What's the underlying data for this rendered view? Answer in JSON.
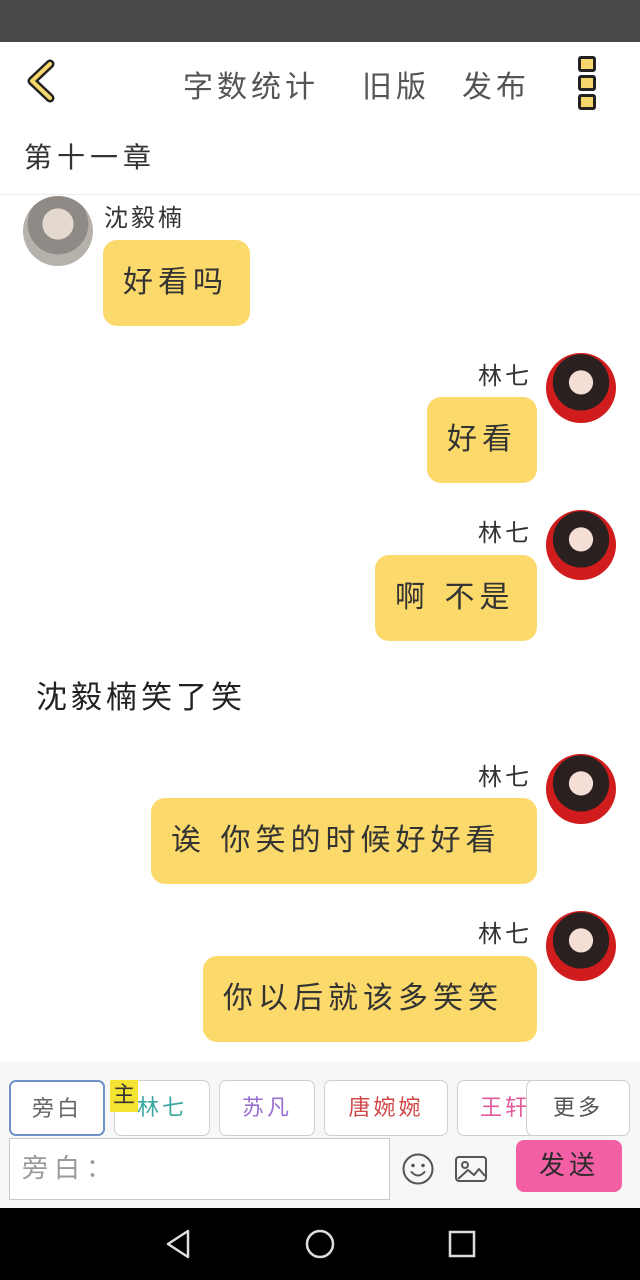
{
  "header": {
    "menu": [
      "字数统计",
      "旧版",
      "发布"
    ],
    "chapter_title": "第十一章"
  },
  "messages": [
    {
      "speaker": "沈毅楠",
      "text": "好看吗",
      "side": "left"
    },
    {
      "speaker": "林七",
      "text": "好看",
      "side": "right"
    },
    {
      "speaker": "林七",
      "text": "啊 不是",
      "side": "right"
    },
    {
      "narration": "沈毅楠笑了笑"
    },
    {
      "speaker": "林七",
      "text": "诶 你笑的时候好好看",
      "side": "right"
    },
    {
      "speaker": "林七",
      "text": "你以后就该多笑笑",
      "side": "right"
    }
  ],
  "roles": [
    {
      "label": "旁白",
      "color": "#666666"
    },
    {
      "label": "林七",
      "color": "#3aa7a0",
      "tag": "主"
    },
    {
      "label": "苏凡",
      "color": "#9b6fd0"
    },
    {
      "label": "唐婉婉",
      "color": "#d04848"
    },
    {
      "label": "王轩",
      "color": "#e05a9c"
    },
    {
      "label": "更多",
      "color": "#555555"
    }
  ],
  "composer": {
    "placeholder": "旁白：",
    "send_label": "发送"
  },
  "colors": {
    "bubble": "#fbd96a",
    "send": "#f25fa5",
    "accent": "#f6d76b"
  }
}
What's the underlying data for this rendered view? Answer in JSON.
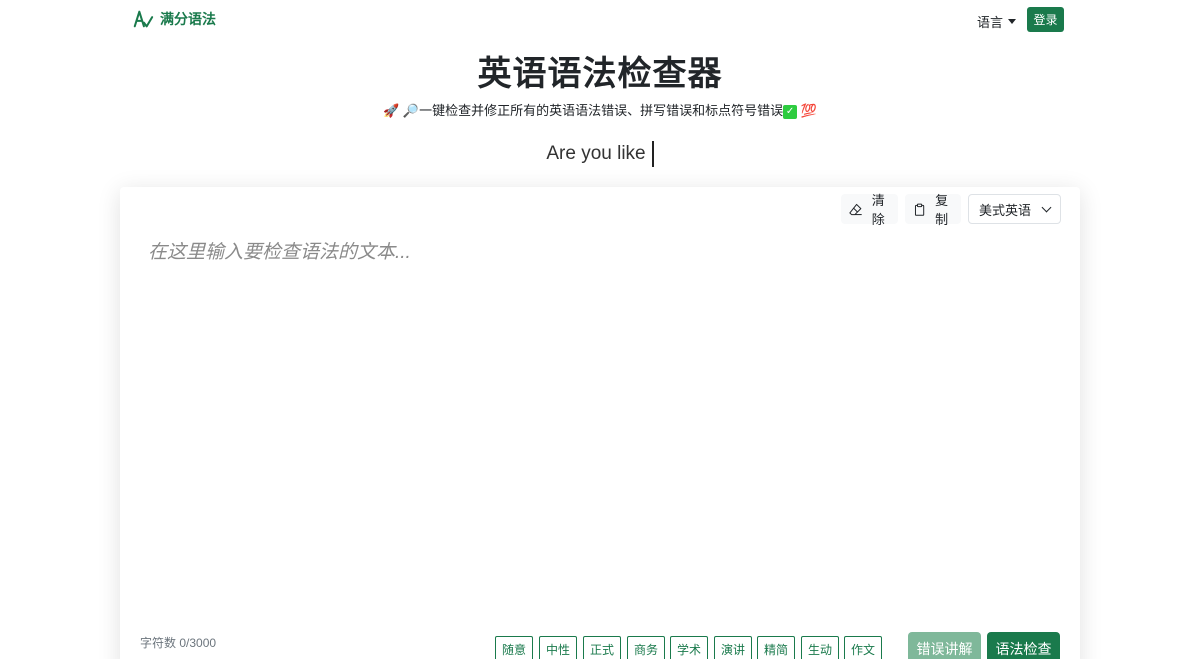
{
  "nav": {
    "logo_text": "满分语法",
    "language_label": "语言",
    "login_label": "登录"
  },
  "hero": {
    "title": "英语语法检查器",
    "subtitle_text": "一键检查并修正所有的英语语法错误、拼写错误和标点符号错误",
    "typing_text": "Are you like"
  },
  "editor": {
    "clear_label": "清除",
    "copy_label": "复制",
    "dialect_selected": "美式英语",
    "placeholder": "在这里输入要检查语法的文本...",
    "char_count": "字符数 0/3000",
    "tones": [
      "随意",
      "中性",
      "正式",
      "商务",
      "学术",
      "演讲",
      "精简",
      "生动",
      "作文"
    ],
    "explain_label": "错误讲解",
    "check_label": "语法检查"
  },
  "colors": {
    "brand": "#1a7a4c",
    "brand_light": "#7fb89a"
  }
}
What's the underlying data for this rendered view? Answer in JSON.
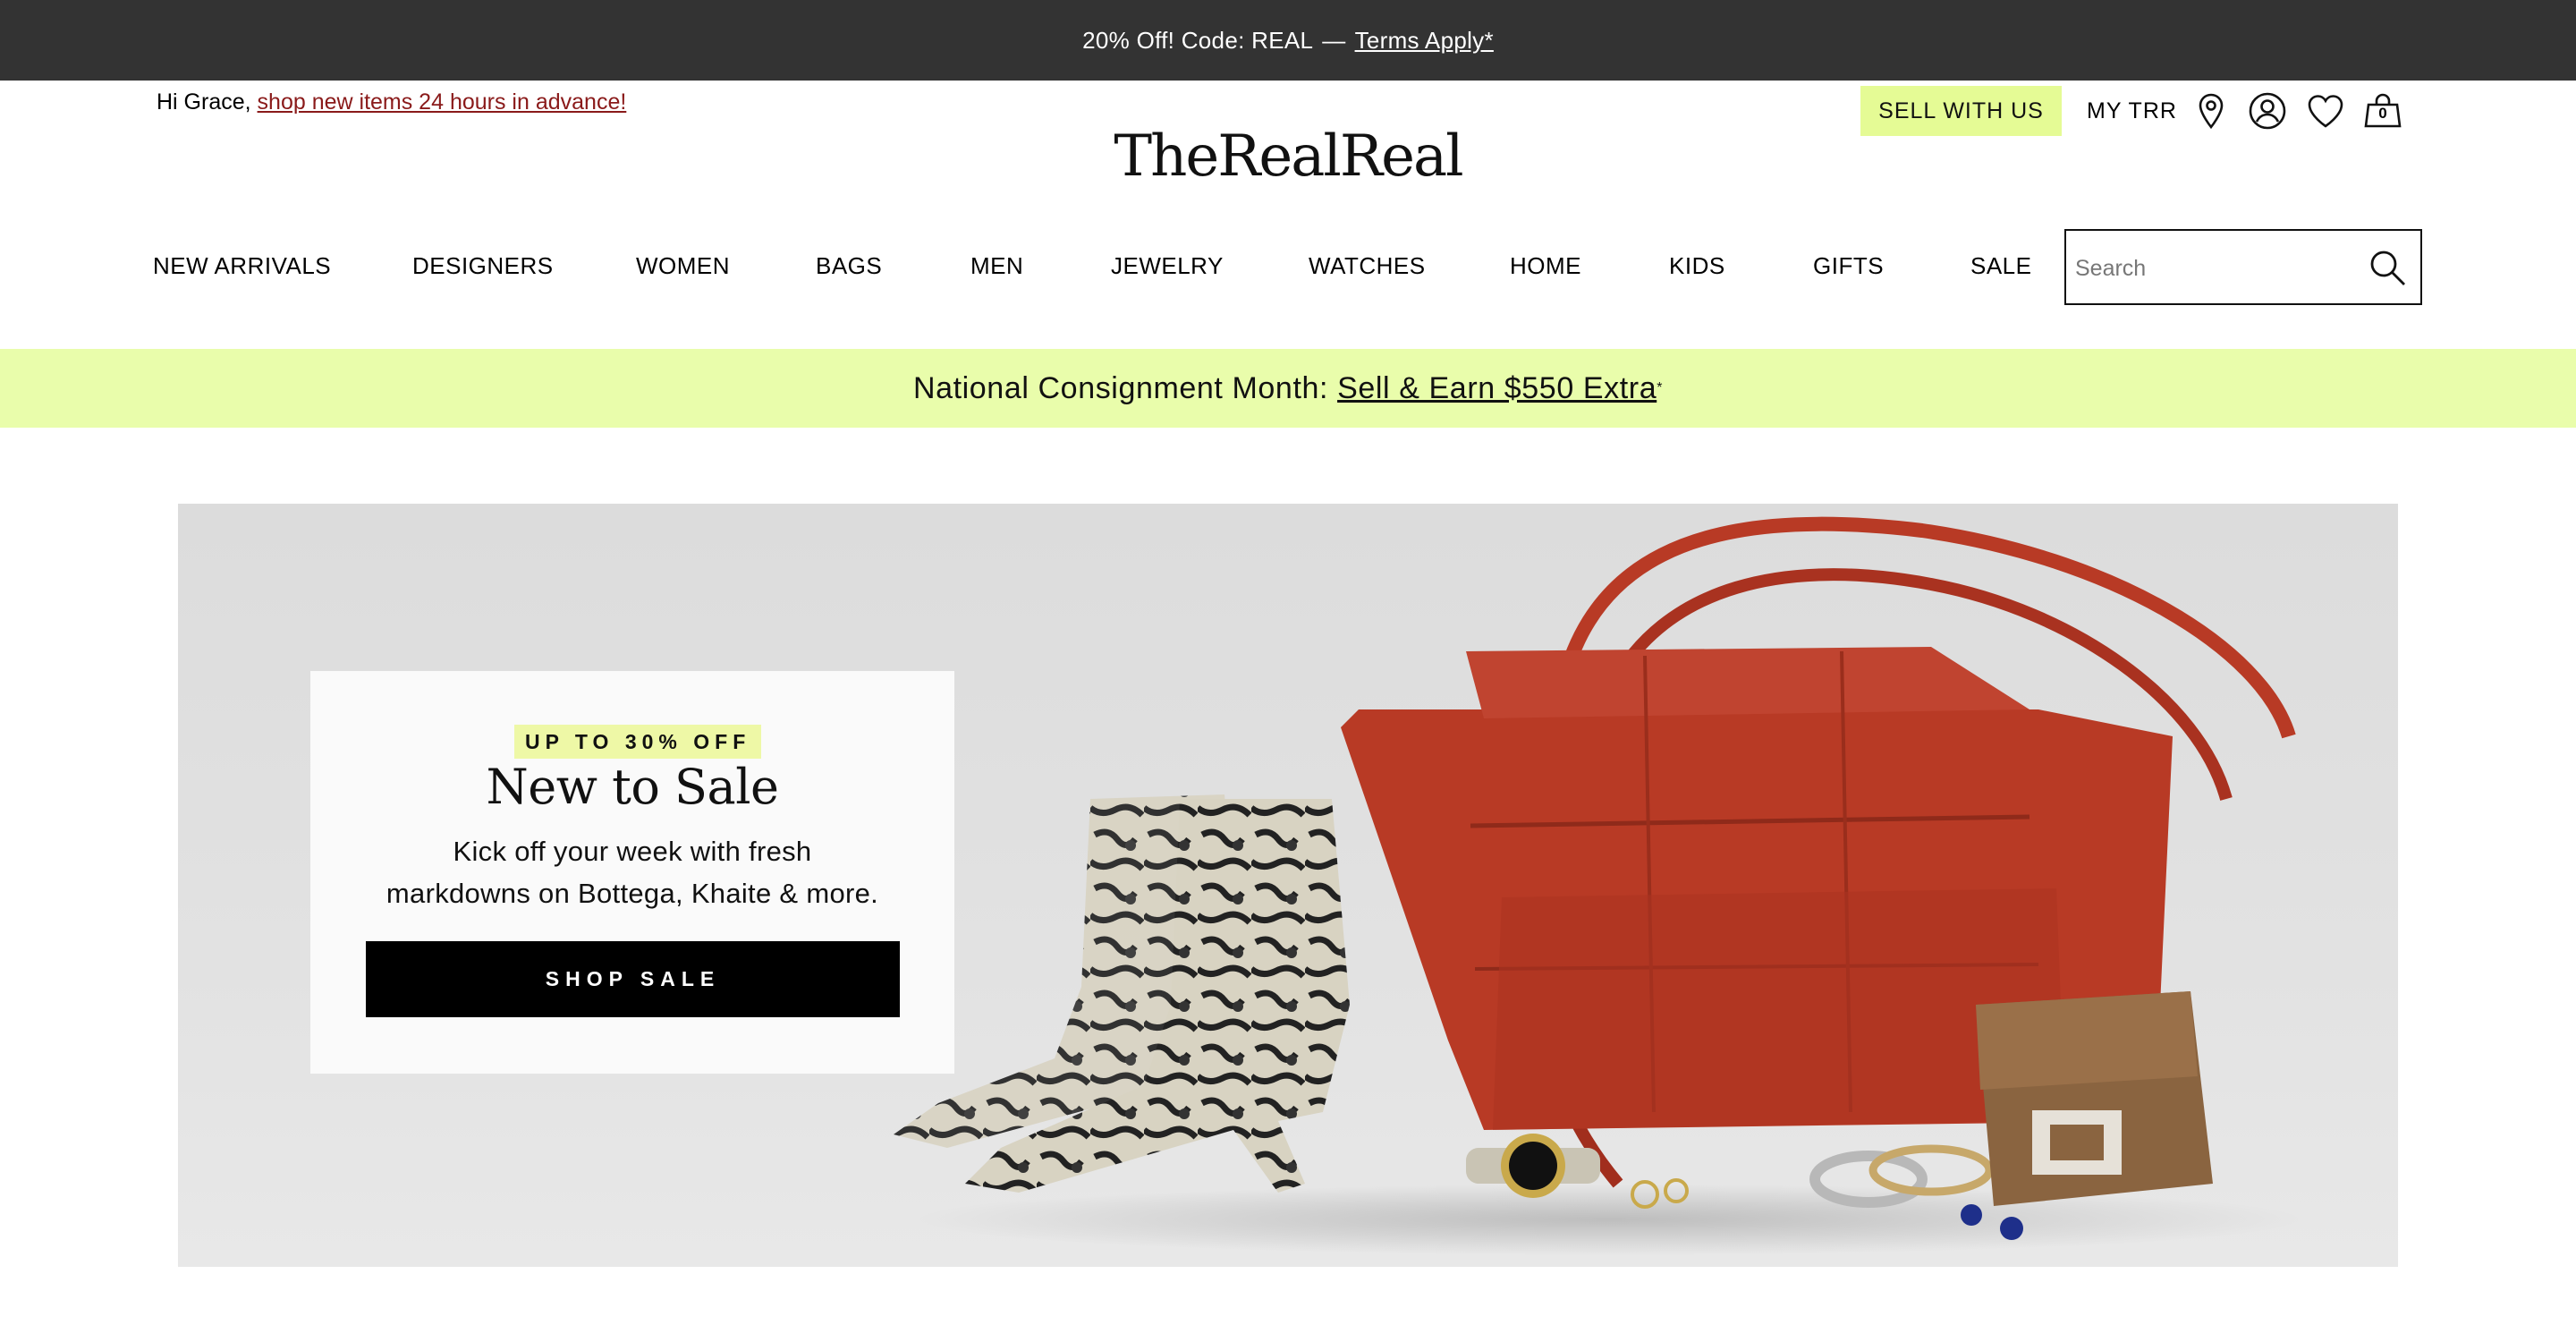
{
  "promo": {
    "text": "20% Off! Code: REAL",
    "separator": "—",
    "link": "Terms Apply*"
  },
  "greeting": {
    "text": "Hi Grace,",
    "link": "shop new items 24 hours in advance!"
  },
  "header": {
    "sell_button": "SELL WITH US",
    "my_trr": "MY TRR",
    "bag_count": "0",
    "logo": "TheRealReal",
    "icons": [
      "location-pin-icon",
      "account-icon",
      "heart-icon",
      "shopping-bag-icon"
    ]
  },
  "nav": {
    "items": [
      "NEW ARRIVALS",
      "DESIGNERS",
      "WOMEN",
      "BAGS",
      "MEN",
      "JEWELRY",
      "WATCHES",
      "HOME",
      "KIDS",
      "GIFTS",
      "SALE"
    ]
  },
  "search": {
    "placeholder": "Search"
  },
  "consignment": {
    "text": "National Consignment Month:",
    "link": "Sell & Earn $550 Extra",
    "mark": "*"
  },
  "hero": {
    "badge": "UP TO 30% OFF",
    "title": "New to Sale",
    "copy_line1": "Kick off your week with fresh",
    "copy_line2": "markdowns on Bottega, Khaite & more.",
    "cta": "SHOP SALE"
  },
  "colors": {
    "promo_bg": "#333333",
    "sell_bg": "#e5fb95",
    "consign_bg": "#e9fdab",
    "badge_bg": "#eef8a6",
    "greeting_link": "#8a1a1a",
    "bag_red": "#b83a25"
  }
}
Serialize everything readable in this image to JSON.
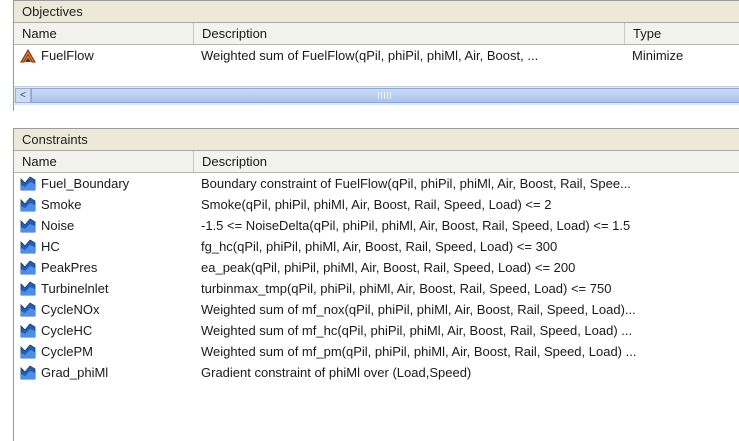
{
  "objectives": {
    "title": "Objectives",
    "columns": {
      "name": "Name",
      "description": "Description",
      "type": "Type"
    },
    "rows": [
      {
        "name": "FuelFlow",
        "description": "Weighted sum of FuelFlow(qPil, phiPil, phiMl, Air, Boost, ...",
        "type": "Minimize",
        "icon": "objective-icon"
      }
    ],
    "scroll_left_arrow": "<"
  },
  "constraints": {
    "title": "Constraints",
    "columns": {
      "name": "Name",
      "description": "Description"
    },
    "rows": [
      {
        "name": "Fuel_Boundary",
        "description": "Boundary constraint of FuelFlow(qPil, phiPil, phiMl, Air, Boost, Rail, Spee..."
      },
      {
        "name": "Smoke",
        "description": "Smoke(qPil, phiPil, phiMl, Air, Boost, Rail, Speed, Load) <= 2"
      },
      {
        "name": "Noise",
        "description": "-1.5 <= NoiseDelta(qPil, phiPil, phiMl, Air, Boost, Rail, Speed, Load) <= 1.5"
      },
      {
        "name": "HC",
        "description": "fg_hc(qPil, phiPil, phiMl, Air, Boost, Rail, Speed, Load) <= 300"
      },
      {
        "name": "PeakPres",
        "description": "ea_peak(qPil, phiPil, phiMl, Air, Boost, Rail, Speed, Load) <= 200"
      },
      {
        "name": "Turbinelnlet",
        "description": "turbinmax_tmp(qPil, phiPil, phiMl, Air, Boost, Rail, Speed, Load) <= 750"
      },
      {
        "name": "CycleNOx",
        "description": "Weighted sum of mf_nox(qPil, phiPil, phiMl, Air, Boost, Rail, Speed, Load)..."
      },
      {
        "name": "CycleHC",
        "description": "Weighted sum of mf_hc(qPil, phiPil, phiMl, Air, Boost, Rail, Speed, Load) ..."
      },
      {
        "name": "CyclePM",
        "description": "Weighted sum of mf_pm(qPil, phiPil, phiMl, Air, Boost, Rail, Speed, Load) ..."
      },
      {
        "name": "Grad_phiMl",
        "description": "Gradient constraint of phiMl over (Load,Speed)"
      }
    ]
  },
  "colors": {
    "section_bg": "#ece9d8",
    "header_bg": "#f3f3ee",
    "constraint_icon": "#1f5fbf",
    "objective_icon_orange": "#e07a10",
    "objective_icon_dark": "#7a2a10",
    "scrollbar": "#aac3ec"
  }
}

|---|

▶ **Goal**
Except for the pictures, copy every line of the records above exactly.

▶ **Complete output**
What's the underlying data for this rendered view? Answer in JSON.
{
  "header": {
    "menu": [
      "字数统计",
      "旧版",
      "发布"
    ],
    "chapter_title": "第十一章"
  },
  "messages": [
    {
      "speaker": "沈毅楠",
      "text": "好看吗",
      "side": "left"
    },
    {
      "speaker": "林七",
      "text": "好看",
      "side": "right"
    },
    {
      "speaker": "林七",
      "text": "啊 不是",
      "side": "right"
    },
    {
      "narration": "沈毅楠笑了笑"
    },
    {
      "speaker": "林七",
      "text": "诶 你笑的时候好好看",
      "side": "right"
    },
    {
      "speaker": "林七",
      "text": "你以后就该多笑笑",
      "side": "right"
    }
  ],
  "roles": [
    {
      "label": "旁白",
      "color": "#666666"
    },
    {
      "label": "林七",
      "color": "#3aa7a0",
      "tag": "主"
    },
    {
      "label": "苏凡",
      "color": "#9b6fd0"
    },
    {
      "label": "唐婉婉",
      "color": "#d04848"
    },
    {
      "label": "王轩",
      "color": "#e05a9c"
    },
    {
      "label": "更多",
      "color": "#555555"
    }
  ],
  "composer": {
    "placeholder": "旁白：",
    "send_label": "发送"
  },
  "colors": {
    "bubble": "#fbd96a",
    "send": "#f25fa5",
    "accent": "#f6d76b"
  }
}
What's the underlying data for this rendered view? Answer in JSON.
{
  "nav": {
    "logo_text": "满分语法",
    "language_label": "语言",
    "login_label": "登录"
  },
  "hero": {
    "title": "英语语法检查器",
    "subtitle_text": "一键检查并修正所有的英语语法错误、拼写错误和标点符号错误",
    "typing_text": "Are you like"
  },
  "editor": {
    "clear_label": "清除",
    "copy_label": "复制",
    "dialect_selected": "美式英语",
    "placeholder": "在这里输入要检查语法的文本...",
    "char_count": "字符数 0/3000",
    "tones": [
      "随意",
      "中性",
      "正式",
      "商务",
      "学术",
      "演讲",
      "精简",
      "生动",
      "作文"
    ],
    "explain_label": "错误讲解",
    "check_label": "语法检查"
  },
  "colors": {
    "brand": "#1a7a4c",
    "brand_light": "#7fb89a"
  }
}
What's the underlying data for this rendered view? Answer in JSON.
{
  "promo": {
    "text": "20% Off! Code: REAL",
    "separator": "—",
    "link": "Terms Apply*"
  },
  "greeting": {
    "text": "Hi Grace,",
    "link": "shop new items 24 hours in advance!"
  },
  "header": {
    "sell_button": "SELL WITH US",
    "my_trr": "MY TRR",
    "bag_count": "0",
    "logo": "TheRealReal",
    "icons": [
      "location-pin-icon",
      "account-icon",
      "heart-icon",
      "shopping-bag-icon"
    ]
  },
  "nav": {
    "items": [
      "NEW ARRIVALS",
      "DESIGNERS",
      "WOMEN",
      "BAGS",
      "MEN",
      "JEWELRY",
      "WATCHES",
      "HOME",
      "KIDS",
      "GIFTS",
      "SALE"
    ]
  },
  "search": {
    "placeholder": "Search"
  },
  "consignment": {
    "text": "National Consignment Month:",
    "link": "Sell & Earn $550 Extra",
    "mark": "*"
  },
  "hero": {
    "badge": "UP TO 30% OFF",
    "title": "New to Sale",
    "copy_line1": "Kick off your week with fresh",
    "copy_line2": "markdowns on Bottega, Khaite & more.",
    "cta": "SHOP SALE"
  },
  "colors": {
    "promo_bg": "#333333",
    "sell_bg": "#e5fb95",
    "consign_bg": "#e9fdab",
    "badge_bg": "#eef8a6",
    "greeting_link": "#8a1a1a",
    "bag_red": "#b83a25"
  }
}
Serialize everything readable in this image to JSON.
{
  "objectives": {
    "title": "Objectives",
    "columns": {
      "name": "Name",
      "description": "Description",
      "type": "Type"
    },
    "rows": [
      {
        "name": "FuelFlow",
        "description": "Weighted sum of FuelFlow(qPil, phiPil, phiMl, Air, Boost, ...",
        "type": "Minimize",
        "icon": "objective-icon"
      }
    ],
    "scroll_left_arrow": "<"
  },
  "constraints": {
    "title": "Constraints",
    "columns": {
      "name": "Name",
      "description": "Description"
    },
    "rows": [
      {
        "name": "Fuel_Boundary",
        "description": "Boundary constraint of FuelFlow(qPil, phiPil, phiMl, Air, Boost, Rail, Spee..."
      },
      {
        "name": "Smoke",
        "description": "Smoke(qPil, phiPil, phiMl, Air, Boost, Rail, Speed, Load) <= 2"
      },
      {
        "name": "Noise",
        "description": "-1.5 <= NoiseDelta(qPil, phiPil, phiMl, Air, Boost, Rail, Speed, Load) <= 1.5"
      },
      {
        "name": "HC",
        "description": "fg_hc(qPil, phiPil, phiMl, Air, Boost, Rail, Speed, Load) <= 300"
      },
      {
        "name": "PeakPres",
        "description": "ea_peak(qPil, phiPil, phiMl, Air, Boost, Rail, Speed, Load) <= 200"
      },
      {
        "name": "Turbinelnlet",
        "description": "turbinmax_tmp(qPil, phiPil, phiMl, Air, Boost, Rail, Speed, Load) <= 750"
      },
      {
        "name": "CycleNOx",
        "description": "Weighted sum of mf_nox(qPil, phiPil, phiMl, Air, Boost, Rail, Speed, Load)..."
      },
      {
        "name": "CycleHC",
        "description": "Weighted sum of mf_hc(qPil, phiPil, phiMl, Air, Boost, Rail, Speed, Load) ..."
      },
      {
        "name": "CyclePM",
        "description": "Weighted sum of mf_pm(qPil, phiPil, phiMl, Air, Boost, Rail, Speed, Load) ..."
      },
      {
        "name": "Grad_phiMl",
        "description": "Gradient constraint of phiMl over (Load,Speed)"
      }
    ]
  },
  "colors": {
    "section_bg": "#ece9d8",
    "header_bg": "#f3f3ee",
    "constraint_icon": "#1f5fbf",
    "objective_icon_orange": "#e07a10",
    "objective_icon_dark": "#7a2a10",
    "scrollbar": "#aac3ec"
  }
}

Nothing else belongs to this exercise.